Lines of data
_ _ _ _ _

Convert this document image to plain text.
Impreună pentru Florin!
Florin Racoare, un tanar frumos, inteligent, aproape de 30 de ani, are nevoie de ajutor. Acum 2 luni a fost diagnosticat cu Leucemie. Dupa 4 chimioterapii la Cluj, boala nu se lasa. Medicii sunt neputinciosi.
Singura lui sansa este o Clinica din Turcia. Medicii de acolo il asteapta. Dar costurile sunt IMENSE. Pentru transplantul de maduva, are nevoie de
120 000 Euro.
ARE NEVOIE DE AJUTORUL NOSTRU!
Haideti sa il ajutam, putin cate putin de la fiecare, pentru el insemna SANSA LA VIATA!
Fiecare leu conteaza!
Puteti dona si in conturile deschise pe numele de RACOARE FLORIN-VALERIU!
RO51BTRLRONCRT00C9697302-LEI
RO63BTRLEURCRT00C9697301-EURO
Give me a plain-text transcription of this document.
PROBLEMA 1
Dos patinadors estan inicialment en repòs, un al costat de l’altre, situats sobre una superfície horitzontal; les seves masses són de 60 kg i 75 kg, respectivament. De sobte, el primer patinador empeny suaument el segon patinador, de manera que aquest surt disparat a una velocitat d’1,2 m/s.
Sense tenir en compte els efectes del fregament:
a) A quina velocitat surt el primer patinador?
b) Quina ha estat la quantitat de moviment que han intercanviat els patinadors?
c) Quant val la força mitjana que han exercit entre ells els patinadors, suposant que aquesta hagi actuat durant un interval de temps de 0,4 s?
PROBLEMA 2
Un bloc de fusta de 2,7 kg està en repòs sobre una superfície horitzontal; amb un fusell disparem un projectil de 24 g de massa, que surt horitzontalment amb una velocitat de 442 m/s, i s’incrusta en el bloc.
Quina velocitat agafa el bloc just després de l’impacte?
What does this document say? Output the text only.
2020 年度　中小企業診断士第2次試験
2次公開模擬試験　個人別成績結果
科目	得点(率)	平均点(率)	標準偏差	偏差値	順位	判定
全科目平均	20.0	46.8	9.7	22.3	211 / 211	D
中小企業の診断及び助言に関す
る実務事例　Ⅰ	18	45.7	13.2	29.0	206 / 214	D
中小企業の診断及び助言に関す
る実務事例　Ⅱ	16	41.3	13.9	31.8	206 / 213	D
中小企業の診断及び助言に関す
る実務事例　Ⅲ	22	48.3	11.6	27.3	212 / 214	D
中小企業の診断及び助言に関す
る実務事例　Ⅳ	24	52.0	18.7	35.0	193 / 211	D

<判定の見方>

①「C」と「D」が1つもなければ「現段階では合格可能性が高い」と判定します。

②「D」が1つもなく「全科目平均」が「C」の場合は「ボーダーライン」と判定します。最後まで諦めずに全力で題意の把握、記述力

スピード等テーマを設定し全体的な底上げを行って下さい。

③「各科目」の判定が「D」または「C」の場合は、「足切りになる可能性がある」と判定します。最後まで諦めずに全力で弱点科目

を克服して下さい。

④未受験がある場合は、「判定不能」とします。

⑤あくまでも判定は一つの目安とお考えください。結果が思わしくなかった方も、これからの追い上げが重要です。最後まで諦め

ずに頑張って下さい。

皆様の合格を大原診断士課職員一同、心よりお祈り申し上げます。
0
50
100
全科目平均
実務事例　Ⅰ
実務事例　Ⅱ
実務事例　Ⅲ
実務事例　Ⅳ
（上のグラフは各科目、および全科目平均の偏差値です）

_ _ _ _ _

__Exercise prompt__. Return solely the number of lines in the data that include the word "bloc".

__Problem solution__. 2